→ **Bloco de texto**

I. Por douta Sentença de 02/11/2022 o Insigne Tribunal a quo julgou improcedente a acção apresentada pelo Autor e fê-lo, sem mais, em desrespeito pela Decisão Singular proferida pelo Tribunal da Relação do Porto a 05/07/2022, mantendo-a desprovida de factos concretos relativos ao caso sub judice, julgando, não obstante, “verificada a excepção da autoridade do caso julgado e, em conformidade” absolveu a Ré do pedido, por confronto a alegados factos provados e não provados num dos vários processos de prestação de contas que correu termos entre Recorrente e Recorrida!

II. Isto sem mais fundamentação; sem apontar os concretos pontos da referida acção de prestação de contas que teriam incidido e decidido sobre os diversos valores peticionados nos presentes autos: “taxas de justiça” (sic art.º 8º da p.i.); “honorários” (sic art.º 9º da p.i.); “fornecimento de electricidade” (sic art.º 12º da p.i.); “despesas relacionadas com pedidos de informações, certidões e cópias” (sic art. 13.º da p.i.); “prestação vencida” (sic art.º 14.º da p.i.); e “reparação de uma avaria na caixa de velocidade” (sic art.º 15.º da p.i.).

III. Portanto, o Recorrente não pode conformar-se com o sentido da Decisão aqui em crise atenta a manifesta falta de fundamentação e análise (inexistente), que se crê errada, dos factos carreados e respectiva aplicação do direito.

IV. Pode ler-se na Decisão recorrida o seguinte - praticamente cópia da Decisão anterior já revogada por este Insigne Tribunal:
“1 - O Autor intentou a presente acção requerendo que a Ré seja condenada a pagar a quantia de € 10.211,96.

2 - Como causa de pedir alega o pagamento de despesas por si suportadas com os bens comuns do casal.

3 - Correu termos acção de prestação de contas intentada pelo Autor contra a Ré, por apenso ao processo de inventário nº 1575/06.6TMPRT onde, entre outras verbas, foram apreciadas as verbas das despesas aqui peticionadas.

→ **Desafio A**
Indique se cada afirmação está de acordo com o bloco de texto, respondendo sim ou não e citando as palavras decisivas: (i) a Sentença recorrida data de 02/11/2022; (ii) o Autor pede a condenação da Ré no pagamento de € 10.211,96; (iii) a Decisão Singular do Tribunal da Relação do Porto foi proferida a 05/07/2021.
→ **Desafio B**
Localize nos registos todas as linhas em que aparece a palavra "остатков" e transcreva-as.

→ **Itens**
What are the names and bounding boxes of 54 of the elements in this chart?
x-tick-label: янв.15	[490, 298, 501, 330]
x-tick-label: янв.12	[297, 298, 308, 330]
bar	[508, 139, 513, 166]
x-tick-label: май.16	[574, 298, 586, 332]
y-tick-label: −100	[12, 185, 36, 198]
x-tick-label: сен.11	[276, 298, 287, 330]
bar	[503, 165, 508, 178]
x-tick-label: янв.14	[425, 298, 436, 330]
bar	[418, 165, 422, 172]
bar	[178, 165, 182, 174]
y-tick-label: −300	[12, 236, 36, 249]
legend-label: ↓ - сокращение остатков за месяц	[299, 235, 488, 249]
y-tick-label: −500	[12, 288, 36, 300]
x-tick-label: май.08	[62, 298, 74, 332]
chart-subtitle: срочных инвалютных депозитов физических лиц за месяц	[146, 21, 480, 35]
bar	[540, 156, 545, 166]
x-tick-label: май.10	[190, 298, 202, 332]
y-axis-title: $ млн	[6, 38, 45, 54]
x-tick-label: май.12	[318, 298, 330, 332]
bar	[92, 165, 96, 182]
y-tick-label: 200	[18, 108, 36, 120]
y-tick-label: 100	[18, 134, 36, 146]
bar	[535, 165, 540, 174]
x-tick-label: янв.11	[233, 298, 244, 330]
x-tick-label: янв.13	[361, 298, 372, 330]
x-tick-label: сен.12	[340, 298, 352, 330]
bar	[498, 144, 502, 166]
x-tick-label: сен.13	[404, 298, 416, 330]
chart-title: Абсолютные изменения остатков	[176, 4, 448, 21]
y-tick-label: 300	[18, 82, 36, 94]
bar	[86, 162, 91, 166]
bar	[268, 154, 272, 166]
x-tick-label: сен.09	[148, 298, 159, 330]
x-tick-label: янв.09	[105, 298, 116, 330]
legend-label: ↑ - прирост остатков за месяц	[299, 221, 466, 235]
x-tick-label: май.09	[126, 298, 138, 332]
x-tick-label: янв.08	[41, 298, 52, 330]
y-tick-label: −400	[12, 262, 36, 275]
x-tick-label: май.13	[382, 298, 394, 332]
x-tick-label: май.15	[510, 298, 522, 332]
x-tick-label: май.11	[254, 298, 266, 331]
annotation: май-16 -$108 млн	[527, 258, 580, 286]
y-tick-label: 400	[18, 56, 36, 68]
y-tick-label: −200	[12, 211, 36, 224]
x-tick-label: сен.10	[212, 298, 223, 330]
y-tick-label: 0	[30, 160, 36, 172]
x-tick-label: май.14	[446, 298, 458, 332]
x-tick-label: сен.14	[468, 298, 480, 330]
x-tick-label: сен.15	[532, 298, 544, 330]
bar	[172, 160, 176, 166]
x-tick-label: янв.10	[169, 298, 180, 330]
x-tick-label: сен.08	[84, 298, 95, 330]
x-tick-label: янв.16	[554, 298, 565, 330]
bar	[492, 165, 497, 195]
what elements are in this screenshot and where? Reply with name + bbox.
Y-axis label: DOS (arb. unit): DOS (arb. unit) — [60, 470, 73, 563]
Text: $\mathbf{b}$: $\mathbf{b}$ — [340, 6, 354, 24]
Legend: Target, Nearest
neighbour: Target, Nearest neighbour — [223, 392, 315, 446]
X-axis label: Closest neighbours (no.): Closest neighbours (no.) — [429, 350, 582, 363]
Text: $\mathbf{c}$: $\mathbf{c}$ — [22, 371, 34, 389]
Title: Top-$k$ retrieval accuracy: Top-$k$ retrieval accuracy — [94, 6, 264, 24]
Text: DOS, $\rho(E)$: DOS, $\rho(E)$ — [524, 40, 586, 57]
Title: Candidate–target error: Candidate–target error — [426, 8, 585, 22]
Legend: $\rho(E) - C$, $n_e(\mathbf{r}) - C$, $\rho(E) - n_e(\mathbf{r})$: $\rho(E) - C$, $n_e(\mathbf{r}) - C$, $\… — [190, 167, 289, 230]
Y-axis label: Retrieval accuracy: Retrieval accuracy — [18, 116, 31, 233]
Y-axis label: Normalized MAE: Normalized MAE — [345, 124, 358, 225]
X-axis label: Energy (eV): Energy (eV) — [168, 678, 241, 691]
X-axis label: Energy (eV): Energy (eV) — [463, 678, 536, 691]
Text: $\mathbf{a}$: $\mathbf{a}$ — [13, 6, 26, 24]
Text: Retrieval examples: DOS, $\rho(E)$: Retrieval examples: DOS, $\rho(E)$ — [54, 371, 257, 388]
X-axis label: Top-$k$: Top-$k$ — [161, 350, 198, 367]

→ **Resolução A**
(i) Sim: "Por douta Sentença de 02/11/2022".
(ii) Sim: "requerendo que a Ré seja condenada a pagar a quantia de € 10.211,96".
(iii) Não: "proferida pelo Tribunal da Relação do Porto a 05/07/2022".

→ **Resolução B**
legend-label: ↓ - сокращение остатков за месяц	[299, 235, 488, 249]
chart-title: Абсолютные изменения остатков	[176, 4, 448, 21]
legend-label: ↑ - прирост остатков за месяц	[299, 221, 466, 235]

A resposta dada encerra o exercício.